GOAL
Lift out each line of the data that holds "title".

** BEGIN RECORDS FOR PROCESSING **

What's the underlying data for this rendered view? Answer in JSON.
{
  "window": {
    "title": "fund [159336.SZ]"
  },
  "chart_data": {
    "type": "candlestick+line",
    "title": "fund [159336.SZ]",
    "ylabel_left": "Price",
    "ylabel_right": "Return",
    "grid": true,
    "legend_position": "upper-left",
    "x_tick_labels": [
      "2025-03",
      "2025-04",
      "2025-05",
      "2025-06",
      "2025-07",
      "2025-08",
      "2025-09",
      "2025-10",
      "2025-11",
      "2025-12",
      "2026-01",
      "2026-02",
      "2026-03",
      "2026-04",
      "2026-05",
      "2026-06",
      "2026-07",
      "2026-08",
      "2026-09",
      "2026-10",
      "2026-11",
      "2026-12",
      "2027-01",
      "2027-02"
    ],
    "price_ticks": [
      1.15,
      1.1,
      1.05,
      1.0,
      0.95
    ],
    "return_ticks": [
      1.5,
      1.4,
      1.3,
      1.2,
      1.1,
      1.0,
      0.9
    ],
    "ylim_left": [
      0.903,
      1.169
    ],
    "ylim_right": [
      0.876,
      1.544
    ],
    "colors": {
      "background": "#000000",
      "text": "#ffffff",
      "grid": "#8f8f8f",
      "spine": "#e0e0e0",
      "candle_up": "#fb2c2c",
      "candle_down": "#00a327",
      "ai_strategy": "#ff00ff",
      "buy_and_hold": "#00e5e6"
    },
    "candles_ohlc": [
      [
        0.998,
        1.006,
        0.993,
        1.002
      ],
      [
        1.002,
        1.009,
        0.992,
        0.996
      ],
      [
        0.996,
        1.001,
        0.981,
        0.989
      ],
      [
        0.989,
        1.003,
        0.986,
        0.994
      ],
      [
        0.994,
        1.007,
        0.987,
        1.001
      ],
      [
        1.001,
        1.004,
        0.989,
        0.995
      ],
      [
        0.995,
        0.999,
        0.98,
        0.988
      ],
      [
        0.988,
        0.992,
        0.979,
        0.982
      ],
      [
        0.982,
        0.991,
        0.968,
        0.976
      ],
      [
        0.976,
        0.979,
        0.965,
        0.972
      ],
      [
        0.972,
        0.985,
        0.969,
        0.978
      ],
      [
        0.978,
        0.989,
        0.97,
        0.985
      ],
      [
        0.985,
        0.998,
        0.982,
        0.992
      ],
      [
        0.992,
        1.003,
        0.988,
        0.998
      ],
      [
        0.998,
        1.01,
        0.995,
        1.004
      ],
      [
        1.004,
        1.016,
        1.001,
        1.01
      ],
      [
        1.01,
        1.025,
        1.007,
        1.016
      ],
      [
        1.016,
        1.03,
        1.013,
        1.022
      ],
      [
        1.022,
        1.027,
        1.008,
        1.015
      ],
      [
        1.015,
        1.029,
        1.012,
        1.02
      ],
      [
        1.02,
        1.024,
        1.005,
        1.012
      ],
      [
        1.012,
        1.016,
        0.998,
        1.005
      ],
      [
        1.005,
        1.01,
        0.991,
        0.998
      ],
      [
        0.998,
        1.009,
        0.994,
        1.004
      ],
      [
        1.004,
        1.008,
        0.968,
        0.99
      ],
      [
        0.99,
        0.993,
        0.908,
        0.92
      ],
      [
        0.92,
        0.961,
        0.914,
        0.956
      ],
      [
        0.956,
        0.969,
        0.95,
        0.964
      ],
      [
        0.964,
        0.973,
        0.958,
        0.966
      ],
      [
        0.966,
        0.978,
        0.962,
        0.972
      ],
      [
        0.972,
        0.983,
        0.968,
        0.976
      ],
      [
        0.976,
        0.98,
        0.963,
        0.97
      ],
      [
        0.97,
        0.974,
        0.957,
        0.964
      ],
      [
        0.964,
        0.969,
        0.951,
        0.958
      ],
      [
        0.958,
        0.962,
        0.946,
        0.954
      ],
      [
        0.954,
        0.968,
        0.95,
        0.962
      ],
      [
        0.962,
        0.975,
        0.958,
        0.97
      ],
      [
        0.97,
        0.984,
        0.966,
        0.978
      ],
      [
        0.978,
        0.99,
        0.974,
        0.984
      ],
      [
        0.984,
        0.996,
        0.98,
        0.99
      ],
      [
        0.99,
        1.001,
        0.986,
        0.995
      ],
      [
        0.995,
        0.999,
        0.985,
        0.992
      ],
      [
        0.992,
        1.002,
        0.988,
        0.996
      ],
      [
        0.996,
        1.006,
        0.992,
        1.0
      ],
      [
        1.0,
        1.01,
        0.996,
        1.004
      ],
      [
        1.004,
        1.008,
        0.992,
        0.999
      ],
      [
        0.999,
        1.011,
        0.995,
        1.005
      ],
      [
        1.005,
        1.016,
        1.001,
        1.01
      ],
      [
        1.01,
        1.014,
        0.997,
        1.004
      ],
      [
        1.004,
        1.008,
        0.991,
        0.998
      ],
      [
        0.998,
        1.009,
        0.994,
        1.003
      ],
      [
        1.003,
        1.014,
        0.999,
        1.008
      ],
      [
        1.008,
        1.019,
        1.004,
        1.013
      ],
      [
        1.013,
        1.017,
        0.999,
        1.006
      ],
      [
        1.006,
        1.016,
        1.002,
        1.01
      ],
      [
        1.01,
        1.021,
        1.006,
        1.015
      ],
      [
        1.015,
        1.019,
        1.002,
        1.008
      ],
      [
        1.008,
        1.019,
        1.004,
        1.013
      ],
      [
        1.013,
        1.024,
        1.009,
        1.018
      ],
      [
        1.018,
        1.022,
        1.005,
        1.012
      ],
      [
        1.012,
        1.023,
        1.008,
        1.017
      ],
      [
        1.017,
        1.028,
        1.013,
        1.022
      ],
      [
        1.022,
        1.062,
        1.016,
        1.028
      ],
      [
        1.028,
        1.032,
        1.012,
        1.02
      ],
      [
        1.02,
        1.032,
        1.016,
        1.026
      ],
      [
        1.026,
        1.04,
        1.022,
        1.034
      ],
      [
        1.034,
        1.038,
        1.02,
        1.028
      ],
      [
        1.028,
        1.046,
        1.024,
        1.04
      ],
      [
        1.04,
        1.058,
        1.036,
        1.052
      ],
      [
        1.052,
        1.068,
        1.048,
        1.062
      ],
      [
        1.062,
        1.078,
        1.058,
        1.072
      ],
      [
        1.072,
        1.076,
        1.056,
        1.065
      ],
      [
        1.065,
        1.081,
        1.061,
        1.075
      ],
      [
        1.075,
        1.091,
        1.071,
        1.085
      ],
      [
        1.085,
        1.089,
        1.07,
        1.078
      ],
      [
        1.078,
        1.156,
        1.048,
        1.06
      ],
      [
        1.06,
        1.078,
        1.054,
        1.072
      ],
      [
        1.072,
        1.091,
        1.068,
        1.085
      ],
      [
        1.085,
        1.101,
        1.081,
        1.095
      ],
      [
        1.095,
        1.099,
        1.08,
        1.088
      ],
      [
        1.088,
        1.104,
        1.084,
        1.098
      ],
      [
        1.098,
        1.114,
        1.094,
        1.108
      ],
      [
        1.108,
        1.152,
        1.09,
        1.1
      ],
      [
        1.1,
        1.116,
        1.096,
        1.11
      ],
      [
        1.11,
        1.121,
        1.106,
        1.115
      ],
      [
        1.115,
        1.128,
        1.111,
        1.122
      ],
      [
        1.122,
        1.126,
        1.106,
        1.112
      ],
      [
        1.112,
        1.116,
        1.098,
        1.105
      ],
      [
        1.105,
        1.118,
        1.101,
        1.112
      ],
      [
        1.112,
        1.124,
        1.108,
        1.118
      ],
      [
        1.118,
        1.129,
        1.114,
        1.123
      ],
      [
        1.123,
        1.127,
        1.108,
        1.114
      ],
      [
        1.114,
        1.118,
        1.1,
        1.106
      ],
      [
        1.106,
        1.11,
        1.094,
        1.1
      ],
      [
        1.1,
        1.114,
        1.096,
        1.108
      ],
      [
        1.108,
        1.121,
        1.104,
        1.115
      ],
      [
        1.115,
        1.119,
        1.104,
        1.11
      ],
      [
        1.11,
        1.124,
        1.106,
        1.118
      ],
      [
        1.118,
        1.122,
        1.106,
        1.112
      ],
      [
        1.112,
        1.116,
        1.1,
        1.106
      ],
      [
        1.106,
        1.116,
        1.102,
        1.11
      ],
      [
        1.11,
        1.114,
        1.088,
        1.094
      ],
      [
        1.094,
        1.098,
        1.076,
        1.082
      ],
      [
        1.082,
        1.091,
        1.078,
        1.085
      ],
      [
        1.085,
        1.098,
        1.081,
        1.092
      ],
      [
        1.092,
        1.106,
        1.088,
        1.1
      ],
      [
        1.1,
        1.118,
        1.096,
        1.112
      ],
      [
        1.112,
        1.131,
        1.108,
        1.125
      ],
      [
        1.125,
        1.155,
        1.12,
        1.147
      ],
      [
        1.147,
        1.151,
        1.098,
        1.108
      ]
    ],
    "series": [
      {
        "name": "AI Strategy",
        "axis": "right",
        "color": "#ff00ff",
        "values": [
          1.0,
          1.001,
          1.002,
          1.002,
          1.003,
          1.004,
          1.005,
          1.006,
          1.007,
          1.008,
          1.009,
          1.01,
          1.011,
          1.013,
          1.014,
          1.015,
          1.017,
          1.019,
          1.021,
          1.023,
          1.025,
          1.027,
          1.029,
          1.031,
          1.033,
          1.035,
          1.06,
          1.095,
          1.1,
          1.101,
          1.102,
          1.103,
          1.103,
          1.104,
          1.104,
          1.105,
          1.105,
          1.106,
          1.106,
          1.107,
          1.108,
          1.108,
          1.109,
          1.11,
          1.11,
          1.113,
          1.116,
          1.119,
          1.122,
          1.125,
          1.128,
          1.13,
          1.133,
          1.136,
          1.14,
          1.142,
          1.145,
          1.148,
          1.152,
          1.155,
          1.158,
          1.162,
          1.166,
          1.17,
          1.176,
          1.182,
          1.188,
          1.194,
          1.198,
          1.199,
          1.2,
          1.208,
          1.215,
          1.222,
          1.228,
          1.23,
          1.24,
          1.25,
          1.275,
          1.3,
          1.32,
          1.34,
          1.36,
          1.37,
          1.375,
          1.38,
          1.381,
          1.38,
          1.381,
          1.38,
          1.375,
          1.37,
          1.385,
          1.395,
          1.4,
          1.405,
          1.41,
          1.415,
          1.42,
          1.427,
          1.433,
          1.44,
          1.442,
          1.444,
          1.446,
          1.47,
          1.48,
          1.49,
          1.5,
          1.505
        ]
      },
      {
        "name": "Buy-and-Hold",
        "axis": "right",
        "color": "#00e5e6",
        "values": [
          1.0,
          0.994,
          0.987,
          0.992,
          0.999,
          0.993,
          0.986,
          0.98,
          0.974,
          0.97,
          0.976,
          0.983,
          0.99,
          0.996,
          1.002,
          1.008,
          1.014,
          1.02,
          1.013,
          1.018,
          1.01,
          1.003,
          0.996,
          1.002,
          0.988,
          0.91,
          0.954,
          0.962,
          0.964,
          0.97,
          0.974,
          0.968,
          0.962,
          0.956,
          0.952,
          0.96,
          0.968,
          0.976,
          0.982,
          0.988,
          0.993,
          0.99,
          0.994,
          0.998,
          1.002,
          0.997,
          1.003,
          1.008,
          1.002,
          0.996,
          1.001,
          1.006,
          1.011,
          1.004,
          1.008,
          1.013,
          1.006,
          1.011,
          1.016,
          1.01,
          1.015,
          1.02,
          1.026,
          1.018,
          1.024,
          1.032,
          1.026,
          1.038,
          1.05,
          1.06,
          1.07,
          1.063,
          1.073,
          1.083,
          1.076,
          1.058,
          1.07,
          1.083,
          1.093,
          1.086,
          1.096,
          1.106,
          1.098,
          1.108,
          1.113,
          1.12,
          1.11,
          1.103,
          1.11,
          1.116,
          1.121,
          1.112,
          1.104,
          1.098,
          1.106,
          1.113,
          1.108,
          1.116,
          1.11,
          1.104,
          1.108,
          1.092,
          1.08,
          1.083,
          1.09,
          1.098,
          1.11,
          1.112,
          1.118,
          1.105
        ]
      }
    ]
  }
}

** END RECORDS FOR PROCESSING **

OUTPUT
    "title": "fund [159336.SZ]"
    "title": "fund [159336.SZ]",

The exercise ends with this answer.